# Recorded information
━━━━━━━━━━━━━━━━━━━━━━━━━━━━━━

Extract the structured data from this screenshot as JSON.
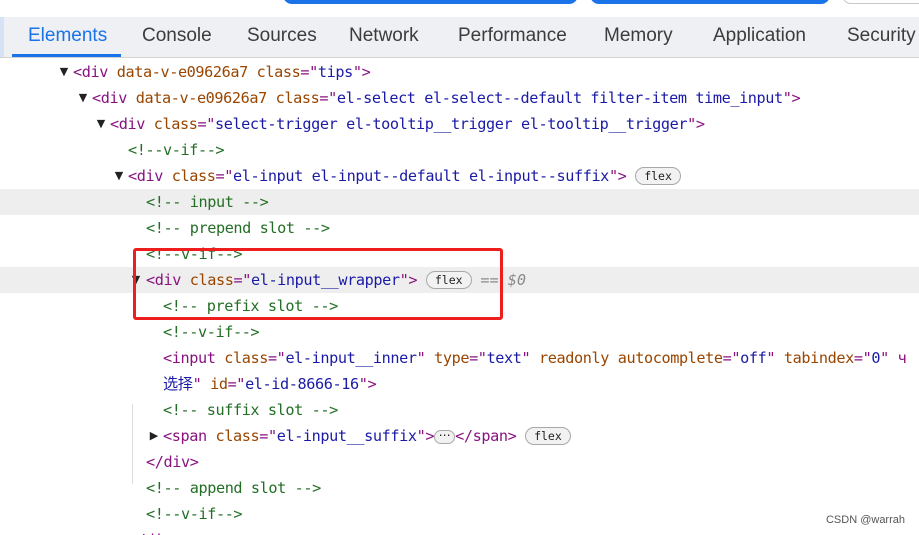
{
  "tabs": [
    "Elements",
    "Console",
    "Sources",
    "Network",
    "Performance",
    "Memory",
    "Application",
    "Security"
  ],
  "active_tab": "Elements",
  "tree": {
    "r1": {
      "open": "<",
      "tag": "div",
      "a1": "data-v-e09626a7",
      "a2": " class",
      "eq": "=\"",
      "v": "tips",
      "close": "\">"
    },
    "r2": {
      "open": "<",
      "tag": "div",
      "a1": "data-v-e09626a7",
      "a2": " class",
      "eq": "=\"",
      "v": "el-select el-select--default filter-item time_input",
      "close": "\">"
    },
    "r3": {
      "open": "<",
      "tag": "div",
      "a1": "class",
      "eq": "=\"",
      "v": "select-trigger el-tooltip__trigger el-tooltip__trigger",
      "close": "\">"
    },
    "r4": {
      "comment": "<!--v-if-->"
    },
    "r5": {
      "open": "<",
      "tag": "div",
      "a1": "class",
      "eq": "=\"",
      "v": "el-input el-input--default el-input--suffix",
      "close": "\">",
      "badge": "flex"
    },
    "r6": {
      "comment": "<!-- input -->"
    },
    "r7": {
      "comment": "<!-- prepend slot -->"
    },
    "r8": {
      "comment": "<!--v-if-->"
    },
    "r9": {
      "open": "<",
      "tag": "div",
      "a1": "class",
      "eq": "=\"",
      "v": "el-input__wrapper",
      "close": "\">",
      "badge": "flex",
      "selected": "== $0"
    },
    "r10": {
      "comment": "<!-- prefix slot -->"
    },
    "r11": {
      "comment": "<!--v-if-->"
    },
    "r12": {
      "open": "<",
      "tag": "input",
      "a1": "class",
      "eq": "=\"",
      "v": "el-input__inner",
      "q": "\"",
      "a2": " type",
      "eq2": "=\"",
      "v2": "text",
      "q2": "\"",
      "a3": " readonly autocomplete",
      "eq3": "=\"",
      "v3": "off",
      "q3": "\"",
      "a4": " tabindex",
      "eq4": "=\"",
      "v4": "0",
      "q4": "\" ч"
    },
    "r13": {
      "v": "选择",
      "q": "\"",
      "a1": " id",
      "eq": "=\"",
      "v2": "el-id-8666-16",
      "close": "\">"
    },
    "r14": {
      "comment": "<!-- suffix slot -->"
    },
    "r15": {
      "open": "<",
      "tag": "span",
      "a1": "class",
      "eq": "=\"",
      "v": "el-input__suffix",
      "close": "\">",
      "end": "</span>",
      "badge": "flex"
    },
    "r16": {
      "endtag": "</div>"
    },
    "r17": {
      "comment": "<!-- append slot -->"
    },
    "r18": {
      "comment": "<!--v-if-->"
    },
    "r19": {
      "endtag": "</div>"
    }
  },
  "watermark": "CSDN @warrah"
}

━━━━━━━━━━━━━━━━━━━━━━━━━━━━━━

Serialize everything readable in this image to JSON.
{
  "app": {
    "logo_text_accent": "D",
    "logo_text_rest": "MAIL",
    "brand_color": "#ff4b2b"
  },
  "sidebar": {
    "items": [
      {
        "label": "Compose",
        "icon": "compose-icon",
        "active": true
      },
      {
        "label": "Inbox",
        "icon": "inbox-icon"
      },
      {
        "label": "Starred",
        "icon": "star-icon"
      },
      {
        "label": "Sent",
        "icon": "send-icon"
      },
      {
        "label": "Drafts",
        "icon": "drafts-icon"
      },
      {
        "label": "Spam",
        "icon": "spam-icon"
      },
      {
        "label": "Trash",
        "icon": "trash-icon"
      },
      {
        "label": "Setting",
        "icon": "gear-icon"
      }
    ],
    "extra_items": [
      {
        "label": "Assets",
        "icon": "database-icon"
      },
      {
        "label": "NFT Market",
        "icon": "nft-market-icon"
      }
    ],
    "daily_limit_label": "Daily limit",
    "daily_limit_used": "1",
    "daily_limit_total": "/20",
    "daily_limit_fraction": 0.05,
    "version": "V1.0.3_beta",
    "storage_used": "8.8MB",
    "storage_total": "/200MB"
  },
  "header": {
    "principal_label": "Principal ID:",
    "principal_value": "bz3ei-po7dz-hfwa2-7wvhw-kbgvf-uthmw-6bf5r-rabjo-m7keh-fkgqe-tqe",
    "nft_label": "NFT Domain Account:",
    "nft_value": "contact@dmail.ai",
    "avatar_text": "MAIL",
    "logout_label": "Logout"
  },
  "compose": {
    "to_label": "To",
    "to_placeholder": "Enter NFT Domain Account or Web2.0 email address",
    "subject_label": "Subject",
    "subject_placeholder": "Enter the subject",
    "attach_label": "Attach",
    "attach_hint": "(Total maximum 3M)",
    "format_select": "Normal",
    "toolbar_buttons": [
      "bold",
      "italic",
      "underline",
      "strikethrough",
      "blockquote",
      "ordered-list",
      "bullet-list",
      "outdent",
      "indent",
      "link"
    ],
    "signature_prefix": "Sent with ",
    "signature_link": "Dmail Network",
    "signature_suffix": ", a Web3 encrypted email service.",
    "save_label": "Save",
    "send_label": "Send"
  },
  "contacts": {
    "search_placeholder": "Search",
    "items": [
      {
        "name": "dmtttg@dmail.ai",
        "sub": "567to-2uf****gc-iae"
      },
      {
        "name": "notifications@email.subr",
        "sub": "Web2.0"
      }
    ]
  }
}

━━━━━━━━━━━━━━━━━━━━━━━━━━━━━━

# What to work on
Which lines contain "this"? Copy each of them.

# Full output
Extract the structured data from this screenshot as JSON.
Serialize everything readable in this image to JSON.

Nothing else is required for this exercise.